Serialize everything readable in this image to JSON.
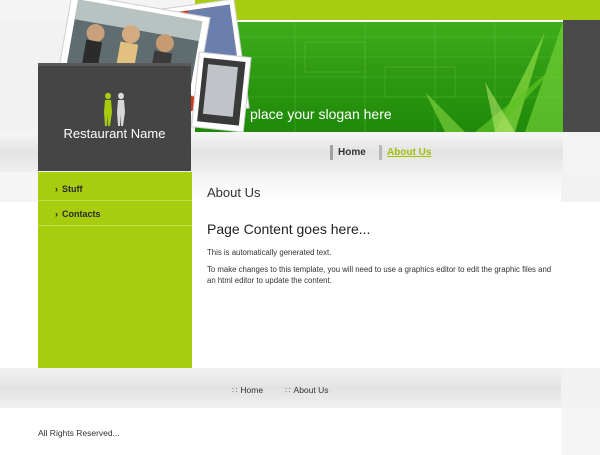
{
  "brand": {
    "name": "Restaurant Name",
    "slogan": "place your slogan here"
  },
  "nav": {
    "items": [
      {
        "label": "Home"
      },
      {
        "label": "About Us"
      }
    ]
  },
  "sidebar": {
    "items": [
      {
        "label": "Stuff"
      },
      {
        "label": "Contacts"
      }
    ]
  },
  "content": {
    "page_title": "About Us",
    "heading": "Page Content goes here...",
    "paragraphs": [
      "This is automatically generated text.",
      "To make changes to this template, you will need to use a graphics editor to edit the graphic files and an html editor to update the content."
    ]
  },
  "footer": {
    "links": [
      {
        "label": "Home"
      },
      {
        "label": "About Us"
      }
    ],
    "copyright": "All Rights Reserved..."
  },
  "colors": {
    "accent": "#a8cc0e",
    "banner": "#2f9a12",
    "logo_box": "#454545"
  },
  "icons": {
    "logo": "two-silhouettes-icon",
    "sidebar_bullet": "chevron-right-icon",
    "footer_bullet": "dotted-bullet-icon"
  }
}
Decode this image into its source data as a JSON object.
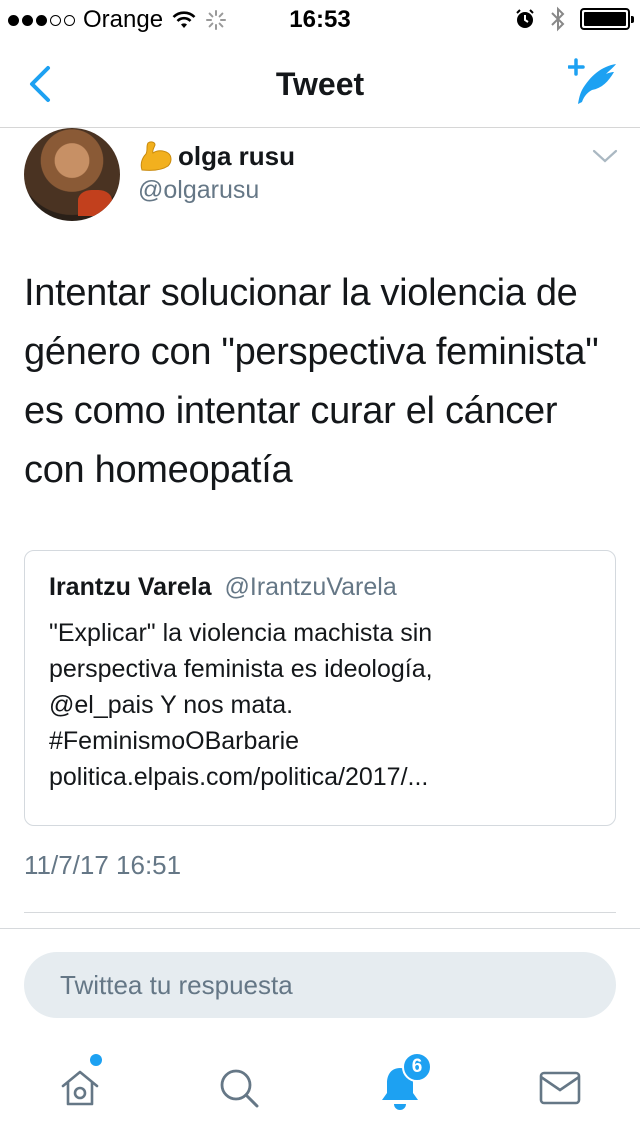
{
  "status_bar": {
    "carrier": "Orange",
    "time": "16:53"
  },
  "nav": {
    "title": "Tweet"
  },
  "tweet": {
    "author_name": "olga rusu",
    "author_emoji": "flexed-biceps-icon",
    "author_handle": "@olgarusu",
    "text": "Intentar solucionar la violencia de género con \"perspectiva feminista\" es como intentar curar el cáncer con homeopatía",
    "timestamp": "11/7/17 16:51"
  },
  "quoted_tweet": {
    "author_name": "Irantzu Varela",
    "author_handle": "@IrantzuVarela",
    "lines": [
      "\"Explicar\" la violencia machista sin",
      "perspectiva feminista es ideología,",
      "@el_pais Y nos mata.",
      "#FeminismoOBarbarie",
      "politica.elpais.com/politica/2017/..."
    ]
  },
  "reply": {
    "placeholder": "Twittea tu respuesta"
  },
  "tab_bar": {
    "notifications_badge": "6"
  },
  "colors": {
    "accent": "#1da1f2",
    "secondary_text": "#657786",
    "reply_bg": "#e6ecf0"
  }
}
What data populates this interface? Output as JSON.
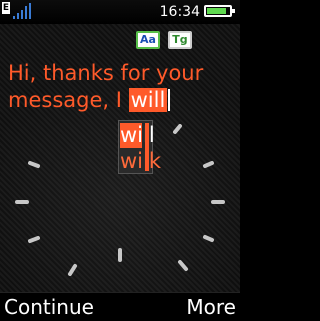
{
  "status": {
    "sim_label": "E",
    "time": "16:34",
    "signal_bars": 5,
    "battery_level": 0.85,
    "icons": [
      "sim-icon",
      "signal-icon",
      "battery-icon"
    ]
  },
  "input_modes": {
    "case_mode_label": "Aa",
    "language_label": "Tg"
  },
  "message": {
    "line1": "Hi, thanks for your",
    "line2_prefix": "message, I ",
    "highlighted_word": "will"
  },
  "suggestions": {
    "items": [
      "will",
      "wilk"
    ],
    "selected_index": 0
  },
  "softkeys": {
    "left": "Continue",
    "right": "More"
  },
  "colors": {
    "accent": "#ff5a2a",
    "text": "#ffffff",
    "background": "#111111",
    "battery": "#5fd84f"
  }
}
- - - - -
How many of the lines above hold "perspectiva"? Answer with only the number.

> Final result: 2